§ **STATED TASK**: Give every entry again, word for word.

§ **SOURCE DATA**:
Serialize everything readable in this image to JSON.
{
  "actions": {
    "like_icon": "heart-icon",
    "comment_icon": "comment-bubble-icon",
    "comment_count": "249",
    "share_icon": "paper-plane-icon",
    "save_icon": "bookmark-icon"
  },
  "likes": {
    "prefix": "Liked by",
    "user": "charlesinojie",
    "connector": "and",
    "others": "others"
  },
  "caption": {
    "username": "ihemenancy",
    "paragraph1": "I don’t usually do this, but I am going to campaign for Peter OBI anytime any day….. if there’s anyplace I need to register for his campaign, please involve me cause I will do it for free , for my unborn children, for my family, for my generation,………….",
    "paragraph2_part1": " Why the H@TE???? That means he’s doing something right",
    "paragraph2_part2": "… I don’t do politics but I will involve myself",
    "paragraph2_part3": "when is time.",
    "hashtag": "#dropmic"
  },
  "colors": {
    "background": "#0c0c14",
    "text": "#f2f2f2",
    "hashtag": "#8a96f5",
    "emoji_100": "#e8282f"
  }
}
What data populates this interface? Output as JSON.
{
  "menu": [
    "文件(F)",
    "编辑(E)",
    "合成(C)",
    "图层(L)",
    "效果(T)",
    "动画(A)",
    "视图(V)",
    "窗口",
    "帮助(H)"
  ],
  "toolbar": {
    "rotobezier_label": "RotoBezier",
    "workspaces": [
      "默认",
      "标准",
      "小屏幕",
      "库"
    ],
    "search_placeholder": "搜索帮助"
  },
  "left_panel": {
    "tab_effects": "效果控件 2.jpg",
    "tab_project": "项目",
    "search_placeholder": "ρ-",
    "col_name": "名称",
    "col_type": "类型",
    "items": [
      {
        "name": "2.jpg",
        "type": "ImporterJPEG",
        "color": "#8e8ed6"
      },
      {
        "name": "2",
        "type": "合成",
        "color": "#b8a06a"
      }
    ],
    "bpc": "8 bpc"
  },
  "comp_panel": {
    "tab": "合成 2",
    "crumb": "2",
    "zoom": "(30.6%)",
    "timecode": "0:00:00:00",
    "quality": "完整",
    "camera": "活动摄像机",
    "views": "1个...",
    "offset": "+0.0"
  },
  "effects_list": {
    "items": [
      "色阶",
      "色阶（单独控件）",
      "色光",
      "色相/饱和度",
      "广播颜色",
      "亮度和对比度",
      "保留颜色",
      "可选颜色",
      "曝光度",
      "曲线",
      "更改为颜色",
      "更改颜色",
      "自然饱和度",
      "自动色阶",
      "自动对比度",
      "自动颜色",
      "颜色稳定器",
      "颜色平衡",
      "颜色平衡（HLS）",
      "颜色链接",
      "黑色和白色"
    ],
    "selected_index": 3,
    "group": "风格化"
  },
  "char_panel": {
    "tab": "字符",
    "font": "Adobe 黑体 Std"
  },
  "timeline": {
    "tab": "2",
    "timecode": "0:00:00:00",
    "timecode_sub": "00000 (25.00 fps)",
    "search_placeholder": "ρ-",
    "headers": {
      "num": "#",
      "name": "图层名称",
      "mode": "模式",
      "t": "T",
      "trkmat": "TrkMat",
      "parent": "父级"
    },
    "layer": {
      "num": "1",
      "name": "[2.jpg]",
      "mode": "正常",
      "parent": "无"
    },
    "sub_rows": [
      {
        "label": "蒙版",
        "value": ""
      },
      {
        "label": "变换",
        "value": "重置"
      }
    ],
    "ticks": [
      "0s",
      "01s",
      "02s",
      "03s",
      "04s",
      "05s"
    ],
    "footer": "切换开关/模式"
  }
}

§ **TASK SOLUTION**:
Serialize everything readable in this image to JSON.
{
  "actions": {
    "like_icon": "heart-icon",
    "comment_icon": "comment-bubble-icon",
    "comment_count": "249",
    "share_icon": "paper-plane-icon",
    "save_icon": "bookmark-icon"
  },
  "likes": {
    "prefix": "Liked by",
    "user": "charlesinojie",
    "connector": "and",
    "others": "others"
  },
  "caption": {
    "username": "ihemenancy",
    "paragraph1": "I don’t usually do this, but I am going to campaign for Peter OBI anytime any day….. if there’s anyplace I need to register for his campaign, please involve me cause I will do it for free , for my unborn children, for my family, for my generation,………….",
    "paragraph2_part1": " Why the H@TE???? That means he’s doing something right",
    "paragraph2_part2": "… I don’t do politics but I will involve myself",
    "paragraph2_part3": "when is time.",
    "hashtag": "#dropmic"
  },
  "colors": {
    "background": "#0c0c14",
    "text": "#f2f2f2",
    "hashtag": "#8a96f5",
    "emoji_100": "#e8282f"
  }
}
What data populates this interface? Output as JSON.
{
  "menu": [
    "文件(F)",
    "编辑(E)",
    "合成(C)",
    "图层(L)",
    "效果(T)",
    "动画(A)",
    "视图(V)",
    "窗口",
    "帮助(H)"
  ],
  "toolbar": {
    "rotobezier_label": "RotoBezier",
    "workspaces": [
      "默认",
      "标准",
      "小屏幕",
      "库"
    ],
    "search_placeholder": "搜索帮助"
  },
  "left_panel": {
    "tab_effects": "效果控件 2.jpg",
    "tab_project": "项目",
    "search_placeholder": "ρ-",
    "col_name": "名称",
    "col_type": "类型",
    "items": [
      {
        "name": "2.jpg",
        "type": "ImporterJPEG",
        "color": "#8e8ed6"
      },
      {
        "name": "2",
        "type": "合成",
        "color": "#b8a06a"
      }
    ],
    "bpc": "8 bpc"
  },
  "comp_panel": {
    "tab": "合成 2",
    "crumb": "2",
    "zoom": "(30.6%)",
    "timecode": "0:00:00:00",
    "quality": "完整",
    "camera": "活动摄像机",
    "views": "1个...",
    "offset": "+0.0"
  },
  "effects_list": {
    "items": [
      "色阶",
      "色阶（单独控件）",
      "色光",
      "色相/饱和度",
      "广播颜色",
      "亮度和对比度",
      "保留颜色",
      "可选颜色",
      "曝光度",
      "曲线",
      "更改为颜色",
      "更改颜色",
      "自然饱和度",
      "自动色阶",
      "自动对比度",
      "自动颜色",
      "颜色稳定器",
      "颜色平衡",
      "颜色平衡（HLS）",
      "颜色链接",
      "黑色和白色"
    ],
    "selected_index": 3,
    "group": "风格化"
  },
  "char_panel": {
    "tab": "字符",
    "font": "Adobe 黑体 Std"
  },
  "timeline": {
    "tab": "2",
    "timecode": "0:00:00:00",
    "timecode_sub": "00000 (25.00 fps)",
    "search_placeholder": "ρ-",
    "headers": {
      "num": "#",
      "name": "图层名称",
      "mode": "模式",
      "t": "T",
      "trkmat": "TrkMat",
      "parent": "父级"
    },
    "layer": {
      "num": "1",
      "name": "[2.jpg]",
      "mode": "正常",
      "parent": "无"
    },
    "sub_rows": [
      {
        "label": "蒙版",
        "value": ""
      },
      {
        "label": "变换",
        "value": "重置"
      }
    ],
    "ticks": [
      "0s",
      "01s",
      "02s",
      "03s",
      "04s",
      "05s"
    ],
    "footer": "切换开关/模式"
  }
}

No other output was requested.